**The request:** For each line in the data below that holds "mountain", return a copy.

=== Provided records ===

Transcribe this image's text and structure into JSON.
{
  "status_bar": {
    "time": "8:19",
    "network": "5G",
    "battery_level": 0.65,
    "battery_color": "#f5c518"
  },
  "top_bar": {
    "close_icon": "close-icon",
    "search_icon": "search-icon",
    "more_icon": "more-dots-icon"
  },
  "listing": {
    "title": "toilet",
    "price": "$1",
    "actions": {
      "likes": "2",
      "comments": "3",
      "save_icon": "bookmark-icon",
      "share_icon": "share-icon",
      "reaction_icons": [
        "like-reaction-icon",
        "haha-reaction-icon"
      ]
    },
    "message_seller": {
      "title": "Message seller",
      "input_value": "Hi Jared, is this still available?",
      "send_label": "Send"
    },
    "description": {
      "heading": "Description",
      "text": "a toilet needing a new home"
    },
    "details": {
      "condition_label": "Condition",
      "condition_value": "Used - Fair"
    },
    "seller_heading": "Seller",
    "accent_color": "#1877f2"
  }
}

===
=== Provided records ===

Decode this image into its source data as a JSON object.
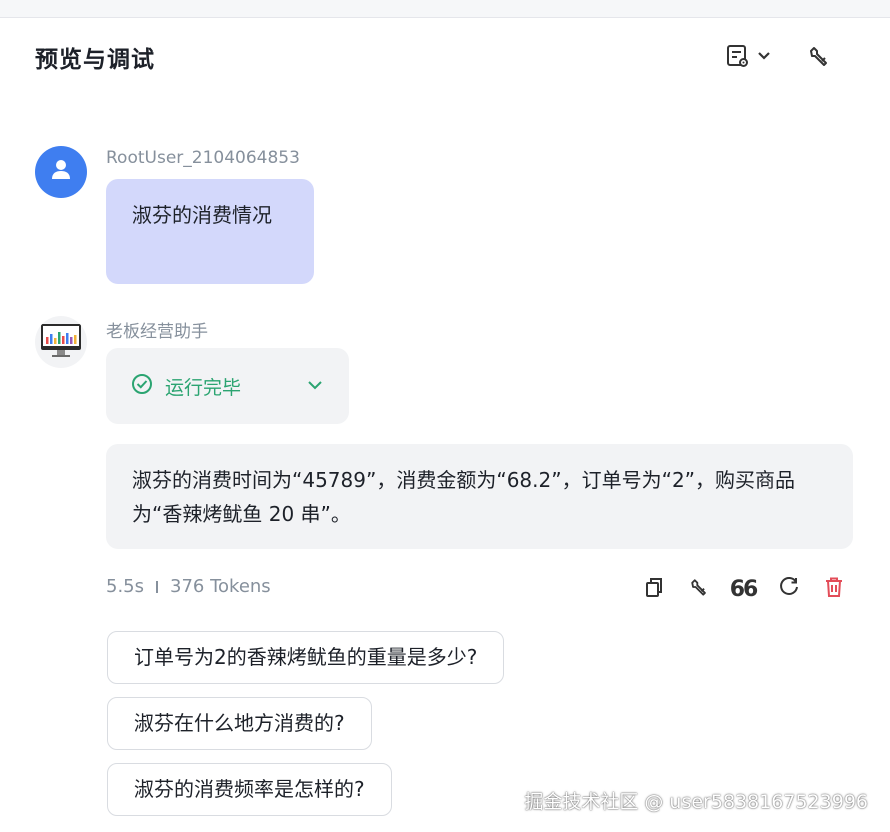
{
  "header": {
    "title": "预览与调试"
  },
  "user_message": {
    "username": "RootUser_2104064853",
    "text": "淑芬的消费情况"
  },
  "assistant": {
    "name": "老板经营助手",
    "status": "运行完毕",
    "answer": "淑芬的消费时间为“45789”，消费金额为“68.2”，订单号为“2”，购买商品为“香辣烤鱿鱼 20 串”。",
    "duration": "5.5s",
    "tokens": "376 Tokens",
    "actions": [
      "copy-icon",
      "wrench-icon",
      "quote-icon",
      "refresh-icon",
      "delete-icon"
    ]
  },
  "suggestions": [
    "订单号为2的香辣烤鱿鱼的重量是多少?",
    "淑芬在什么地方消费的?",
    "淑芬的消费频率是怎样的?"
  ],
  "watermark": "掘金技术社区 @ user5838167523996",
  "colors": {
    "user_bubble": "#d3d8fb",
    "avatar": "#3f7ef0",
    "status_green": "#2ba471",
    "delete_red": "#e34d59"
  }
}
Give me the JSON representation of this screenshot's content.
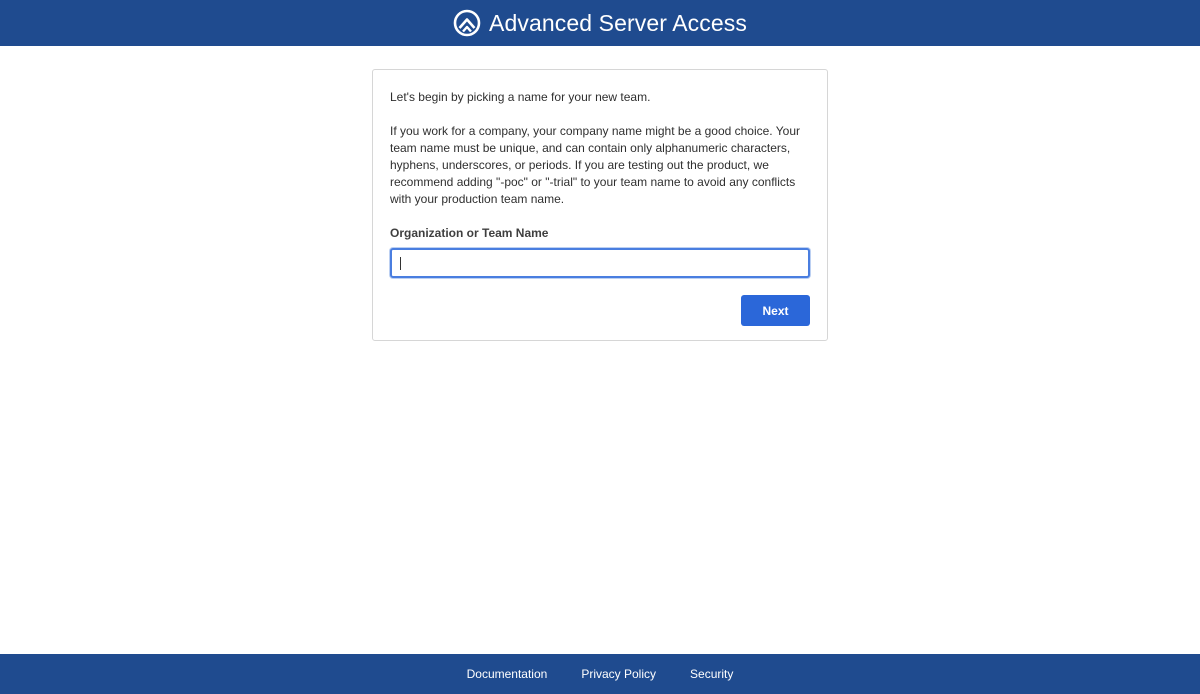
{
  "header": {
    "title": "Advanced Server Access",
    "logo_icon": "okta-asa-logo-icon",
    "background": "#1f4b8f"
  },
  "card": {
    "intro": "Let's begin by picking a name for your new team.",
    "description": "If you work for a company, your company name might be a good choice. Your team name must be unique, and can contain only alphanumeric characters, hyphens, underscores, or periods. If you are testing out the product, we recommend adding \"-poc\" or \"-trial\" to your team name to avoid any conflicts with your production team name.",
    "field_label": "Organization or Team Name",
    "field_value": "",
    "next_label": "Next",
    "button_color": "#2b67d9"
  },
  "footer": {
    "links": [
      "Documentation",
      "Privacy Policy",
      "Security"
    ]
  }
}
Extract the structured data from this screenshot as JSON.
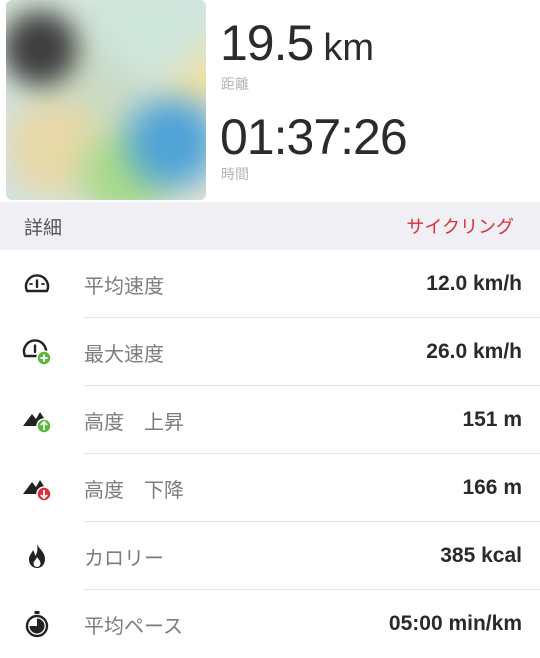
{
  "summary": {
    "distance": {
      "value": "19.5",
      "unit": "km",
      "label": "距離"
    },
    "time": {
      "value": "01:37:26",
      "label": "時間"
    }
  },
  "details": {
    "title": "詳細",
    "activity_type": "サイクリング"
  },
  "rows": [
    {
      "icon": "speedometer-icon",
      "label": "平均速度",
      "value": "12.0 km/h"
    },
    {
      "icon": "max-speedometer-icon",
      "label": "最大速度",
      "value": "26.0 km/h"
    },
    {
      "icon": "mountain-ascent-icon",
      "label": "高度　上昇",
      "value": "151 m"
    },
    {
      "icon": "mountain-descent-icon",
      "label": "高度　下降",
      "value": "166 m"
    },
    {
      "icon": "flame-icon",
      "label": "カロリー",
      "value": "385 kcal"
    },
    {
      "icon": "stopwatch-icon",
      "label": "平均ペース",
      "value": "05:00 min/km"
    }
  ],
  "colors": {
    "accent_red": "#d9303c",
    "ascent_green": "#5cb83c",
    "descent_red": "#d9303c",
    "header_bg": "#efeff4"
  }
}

===
=== Provided records ===

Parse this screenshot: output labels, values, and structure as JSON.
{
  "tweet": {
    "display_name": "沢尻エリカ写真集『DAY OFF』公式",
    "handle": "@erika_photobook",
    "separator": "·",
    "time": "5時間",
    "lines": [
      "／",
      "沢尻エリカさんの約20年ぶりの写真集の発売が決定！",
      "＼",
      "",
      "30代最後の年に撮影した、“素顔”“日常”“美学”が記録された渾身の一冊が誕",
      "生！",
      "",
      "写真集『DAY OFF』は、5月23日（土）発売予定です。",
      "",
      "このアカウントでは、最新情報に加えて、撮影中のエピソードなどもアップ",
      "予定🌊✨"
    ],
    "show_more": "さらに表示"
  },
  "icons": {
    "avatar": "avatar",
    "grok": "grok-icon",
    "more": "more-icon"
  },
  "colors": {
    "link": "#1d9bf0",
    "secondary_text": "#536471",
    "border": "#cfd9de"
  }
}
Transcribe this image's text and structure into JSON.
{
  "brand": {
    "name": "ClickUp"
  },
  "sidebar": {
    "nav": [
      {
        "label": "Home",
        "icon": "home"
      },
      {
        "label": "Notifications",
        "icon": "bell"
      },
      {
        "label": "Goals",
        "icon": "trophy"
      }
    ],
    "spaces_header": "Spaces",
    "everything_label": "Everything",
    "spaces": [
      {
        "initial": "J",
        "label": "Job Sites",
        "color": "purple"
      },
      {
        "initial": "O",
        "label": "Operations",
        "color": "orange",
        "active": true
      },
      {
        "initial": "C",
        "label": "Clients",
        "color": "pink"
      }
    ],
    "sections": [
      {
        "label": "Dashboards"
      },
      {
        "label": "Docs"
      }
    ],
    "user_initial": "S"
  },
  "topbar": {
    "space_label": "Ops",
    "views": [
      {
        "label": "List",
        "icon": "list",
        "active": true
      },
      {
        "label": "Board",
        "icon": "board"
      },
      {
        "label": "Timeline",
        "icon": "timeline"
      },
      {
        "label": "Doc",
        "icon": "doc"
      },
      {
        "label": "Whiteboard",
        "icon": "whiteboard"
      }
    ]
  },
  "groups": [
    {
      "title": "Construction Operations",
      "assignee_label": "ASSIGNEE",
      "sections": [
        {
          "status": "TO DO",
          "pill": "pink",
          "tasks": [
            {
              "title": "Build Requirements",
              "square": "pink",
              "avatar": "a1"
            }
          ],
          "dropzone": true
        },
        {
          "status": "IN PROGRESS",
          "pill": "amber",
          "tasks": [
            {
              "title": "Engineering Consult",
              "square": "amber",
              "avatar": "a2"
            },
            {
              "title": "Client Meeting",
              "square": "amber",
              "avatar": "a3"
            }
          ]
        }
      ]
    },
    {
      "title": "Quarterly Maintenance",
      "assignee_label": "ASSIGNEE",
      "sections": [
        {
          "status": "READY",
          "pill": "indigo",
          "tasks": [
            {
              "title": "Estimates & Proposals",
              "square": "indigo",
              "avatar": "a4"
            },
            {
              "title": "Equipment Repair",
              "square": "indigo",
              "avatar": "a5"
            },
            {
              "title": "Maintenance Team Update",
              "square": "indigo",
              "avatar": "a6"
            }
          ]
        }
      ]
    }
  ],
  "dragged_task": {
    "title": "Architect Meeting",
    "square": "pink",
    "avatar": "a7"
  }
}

===

**Result below:**
      "icon": "mountain-ascent-icon",
      "icon": "mountain-descent-icon",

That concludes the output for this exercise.